EXERCISE TASK => Give only the number of lines below that contain the word "Российской".

STORED ROWS =>

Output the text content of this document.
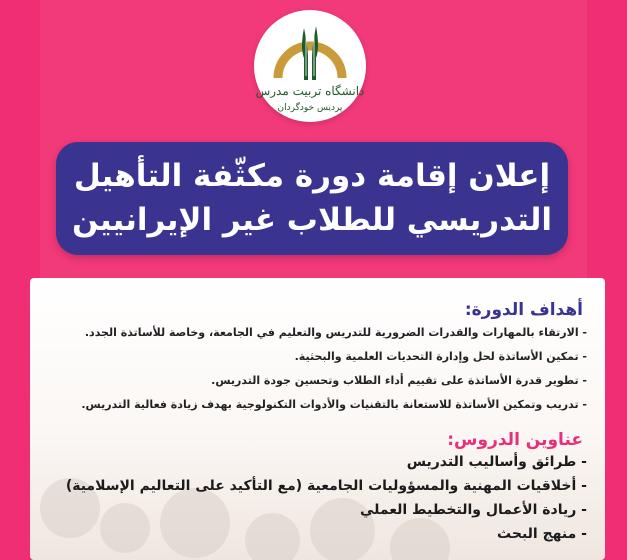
دانشگاه تربیت مدرس
پردیس خودگردان
إعلان إقامة دورة مكثّفة التأهيل
التدريسي للطلاب غير الإيرانيين
أهداف الدورة:
- الارتقاء بالمهارات والقدرات الضرورية للتدريس والتعليم في الجامعة، وخاصة للأساتذة الجدد.
- تمكين الأساتذة لحل وإدارة التحديات العلمية والبحثية.
- تطوير قدرة الأساتذة على تقييم أداء الطلاب وتحسين جودة التدريس.
- تدريب وتمكين الأساتذة للاستعانة بالتقنيات والأدوات التكنولوجية بهدف زيادة فعالية التدريس.
عناوين الدروس:
- طرائق وأساليب التدريس
- أخلاقيات المهنية والمسؤوليات الجامعية (مع التأكيد على التعاليم الإسلامية)
- ريادة الأعمال والتخطيط العملي
- منهج البحث
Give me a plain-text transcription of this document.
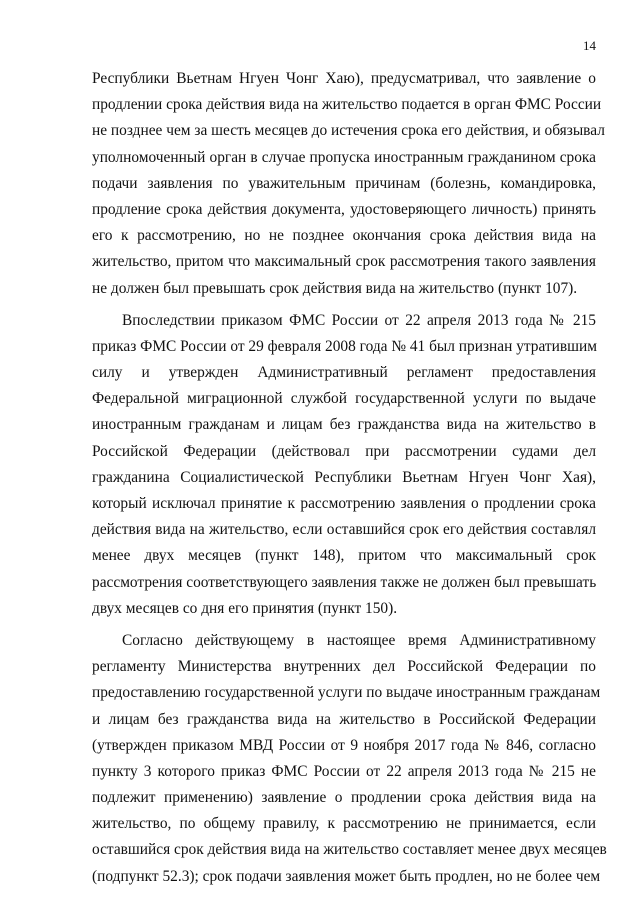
14
Республики Вьетнам Нгуен Чонг Хаю), предусматривал, что заявление о
продлении срока действия вида на жительство подается в орган ФМС России
не позднее чем за шесть месяцев до истечения срока его действия, и обязывал
уполномоченный орган в случае пропуска иностранным гражданином срока
подачи заявления по уважительным причинам (болезнь, командировка,
продление срока действия документа, удостоверяющего личность) принять
его к рассмотрению, но не позднее окончания срока действия вида на
жительство, притом что максимальный срок рассмотрения такого заявления
не должен был превышать срок действия вида на жительство (пункт 107).
Впоследствии приказом ФМС России от 22 апреля 2013 года № 215
приказ ФМС России от 29 февраля 2008 года № 41 был признан утратившим
силу и утвержден Административный регламент предоставления
Федеральной миграционной службой государственной услуги по выдаче
иностранным гражданам и лицам без гражданства вида на жительство в
Российской Федерации (действовал при рассмотрении судами дел
гражданина Социалистической Республики Вьетнам Нгуен Чонг Хая),
который исключал принятие к рассмотрению заявления о продлении срока
действия вида на жительство, если оставшийся срок его действия составлял
менее двух месяцев (пункт 148), притом что максимальный срок
рассмотрения соответствующего заявления также не должен был превышать
двух месяцев со дня его принятия (пункт 150).
Согласно действующему в настоящее время Административному
регламенту Министерства внутренних дел Российской Федерации по
предоставлению государственной услуги по выдаче иностранным гражданам
и лицам без гражданства вида на жительство в Российской Федерации
(утвержден приказом МВД России от 9 ноября 2017 года № 846, согласно
пункту 3 которого приказ ФМС России от 22 апреля 2013 года № 215 не
подлежит применению) заявление о продлении срока действия вида на
жительство, по общему правилу, к рассмотрению не принимается, если
оставшийся срок действия вида на жительство составляет менее двух месяцев
(подпункт 52.3); срок подачи заявления может быть продлен, но не более чем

RESULT FOR THIS EXERCISE => 3